>>>

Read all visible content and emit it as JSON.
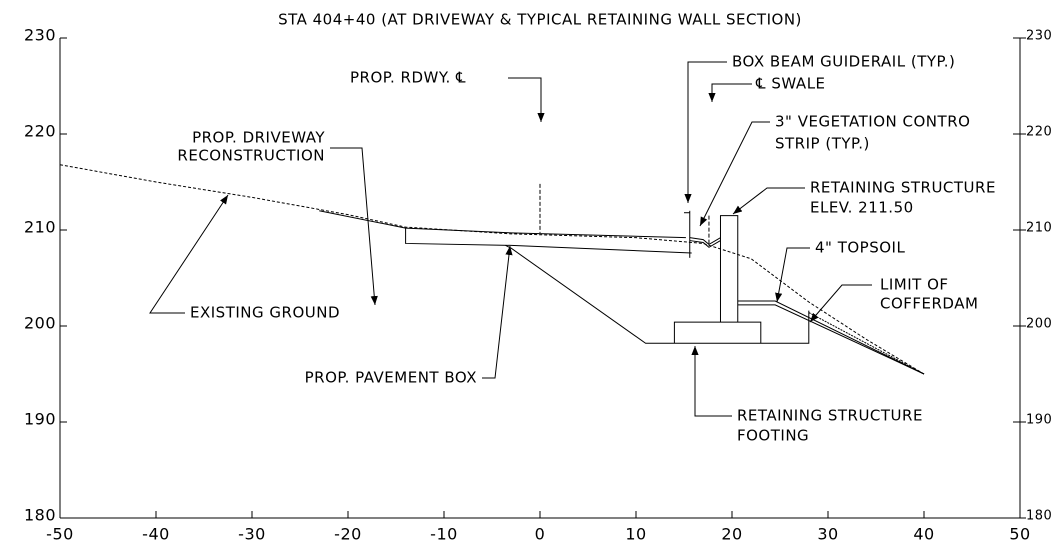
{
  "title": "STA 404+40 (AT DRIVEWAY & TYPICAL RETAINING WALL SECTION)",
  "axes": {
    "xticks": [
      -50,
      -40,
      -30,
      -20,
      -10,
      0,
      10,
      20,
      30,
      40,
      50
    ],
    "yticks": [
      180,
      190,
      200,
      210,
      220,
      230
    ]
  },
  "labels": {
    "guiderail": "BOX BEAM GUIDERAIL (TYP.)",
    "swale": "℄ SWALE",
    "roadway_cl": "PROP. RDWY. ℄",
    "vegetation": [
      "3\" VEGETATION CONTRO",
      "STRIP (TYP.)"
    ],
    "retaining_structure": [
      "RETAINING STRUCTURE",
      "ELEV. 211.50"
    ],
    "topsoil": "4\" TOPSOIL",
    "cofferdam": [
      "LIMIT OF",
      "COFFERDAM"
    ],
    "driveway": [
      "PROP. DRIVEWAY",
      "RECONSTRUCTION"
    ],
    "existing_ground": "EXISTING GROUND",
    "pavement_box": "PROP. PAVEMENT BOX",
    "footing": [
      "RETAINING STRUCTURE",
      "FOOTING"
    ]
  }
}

<<<
>>>

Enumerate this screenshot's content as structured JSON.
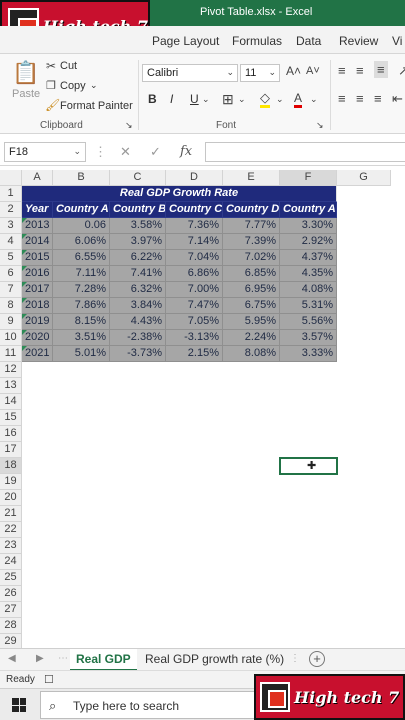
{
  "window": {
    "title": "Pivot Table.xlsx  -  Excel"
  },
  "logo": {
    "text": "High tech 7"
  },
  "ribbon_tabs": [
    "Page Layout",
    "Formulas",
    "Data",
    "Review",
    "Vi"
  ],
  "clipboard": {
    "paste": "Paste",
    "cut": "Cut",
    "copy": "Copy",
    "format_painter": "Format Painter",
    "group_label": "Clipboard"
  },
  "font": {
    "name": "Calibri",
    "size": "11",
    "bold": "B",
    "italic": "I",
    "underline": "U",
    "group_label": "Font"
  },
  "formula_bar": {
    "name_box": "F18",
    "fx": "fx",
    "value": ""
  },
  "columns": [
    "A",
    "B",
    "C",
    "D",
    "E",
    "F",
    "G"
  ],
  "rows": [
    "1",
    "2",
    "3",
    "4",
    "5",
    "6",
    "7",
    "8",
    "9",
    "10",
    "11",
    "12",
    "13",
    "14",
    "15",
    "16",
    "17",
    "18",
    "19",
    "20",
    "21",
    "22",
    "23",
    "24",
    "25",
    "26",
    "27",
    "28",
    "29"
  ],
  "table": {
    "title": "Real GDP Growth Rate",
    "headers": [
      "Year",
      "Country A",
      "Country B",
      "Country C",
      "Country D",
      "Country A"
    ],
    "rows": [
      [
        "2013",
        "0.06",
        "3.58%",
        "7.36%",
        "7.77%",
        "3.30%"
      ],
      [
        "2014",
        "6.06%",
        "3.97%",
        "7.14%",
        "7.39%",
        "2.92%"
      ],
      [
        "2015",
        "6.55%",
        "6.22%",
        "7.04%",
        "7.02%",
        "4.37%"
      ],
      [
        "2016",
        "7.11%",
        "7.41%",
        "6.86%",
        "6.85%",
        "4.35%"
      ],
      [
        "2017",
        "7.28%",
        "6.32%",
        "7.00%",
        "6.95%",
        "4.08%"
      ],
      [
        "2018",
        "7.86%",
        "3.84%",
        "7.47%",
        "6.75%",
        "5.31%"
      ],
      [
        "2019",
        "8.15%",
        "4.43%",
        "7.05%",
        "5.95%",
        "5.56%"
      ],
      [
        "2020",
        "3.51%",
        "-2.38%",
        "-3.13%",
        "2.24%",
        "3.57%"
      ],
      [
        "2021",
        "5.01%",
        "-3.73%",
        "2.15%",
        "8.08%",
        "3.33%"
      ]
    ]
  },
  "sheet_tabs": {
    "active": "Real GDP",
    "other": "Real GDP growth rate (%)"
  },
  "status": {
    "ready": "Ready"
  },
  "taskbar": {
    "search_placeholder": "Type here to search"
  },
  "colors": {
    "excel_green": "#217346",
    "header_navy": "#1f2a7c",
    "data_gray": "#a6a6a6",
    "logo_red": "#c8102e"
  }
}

<<<

> Exercise: List all lines in the material containing the string "content".

> Full solution:
Read all visible content and emit it as JSON.
Enumerate this screenshot's content as structured JSON.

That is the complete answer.